= Source material =
- - -

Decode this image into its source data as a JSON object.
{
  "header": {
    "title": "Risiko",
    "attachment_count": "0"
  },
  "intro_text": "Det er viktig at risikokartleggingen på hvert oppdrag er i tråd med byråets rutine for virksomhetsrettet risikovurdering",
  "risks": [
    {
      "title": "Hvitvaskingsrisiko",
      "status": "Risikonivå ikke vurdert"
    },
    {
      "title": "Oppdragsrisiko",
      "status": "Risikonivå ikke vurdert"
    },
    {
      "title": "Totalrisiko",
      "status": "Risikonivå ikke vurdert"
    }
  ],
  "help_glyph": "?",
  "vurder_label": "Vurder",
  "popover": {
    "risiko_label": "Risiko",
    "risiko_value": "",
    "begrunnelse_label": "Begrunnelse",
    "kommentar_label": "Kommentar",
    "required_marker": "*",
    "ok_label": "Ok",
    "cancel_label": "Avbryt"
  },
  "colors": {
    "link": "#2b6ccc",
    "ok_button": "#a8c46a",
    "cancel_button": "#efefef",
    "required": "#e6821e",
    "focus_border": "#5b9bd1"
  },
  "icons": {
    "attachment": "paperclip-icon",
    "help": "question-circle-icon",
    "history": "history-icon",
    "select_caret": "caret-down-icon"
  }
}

- - -

= Given request =
Above are the records; retype them all without a single difference.

= Exercise response =
Decode this image into its source data as a JSON object.
{
  "header": {
    "title": "Risiko",
    "attachment_count": "0"
  },
  "intro_text": "Det er viktig at risikokartleggingen på hvert oppdrag er i tråd med byråets rutine for virksomhetsrettet risikovurdering",
  "risks": [
    {
      "title": "Hvitvaskingsrisiko",
      "status": "Risikonivå ikke vurdert"
    },
    {
      "title": "Oppdragsrisiko",
      "status": "Risikonivå ikke vurdert"
    },
    {
      "title": "Totalrisiko",
      "status": "Risikonivå ikke vurdert"
    }
  ],
  "help_glyph": "?",
  "vurder_label": "Vurder",
  "popover": {
    "risiko_label": "Risiko",
    "risiko_value": "",
    "begrunnelse_label": "Begrunnelse",
    "kommentar_label": "Kommentar",
    "required_marker": "*",
    "ok_label": "Ok",
    "cancel_label": "Avbryt"
  },
  "colors": {
    "link": "#2b6ccc",
    "ok_button": "#a8c46a",
    "cancel_button": "#efefef",
    "required": "#e6821e",
    "focus_border": "#5b9bd1"
  },
  "icons": {
    "attachment": "paperclip-icon",
    "help": "question-circle-icon",
    "history": "history-icon",
    "select_caret": "caret-down-icon"
  }
}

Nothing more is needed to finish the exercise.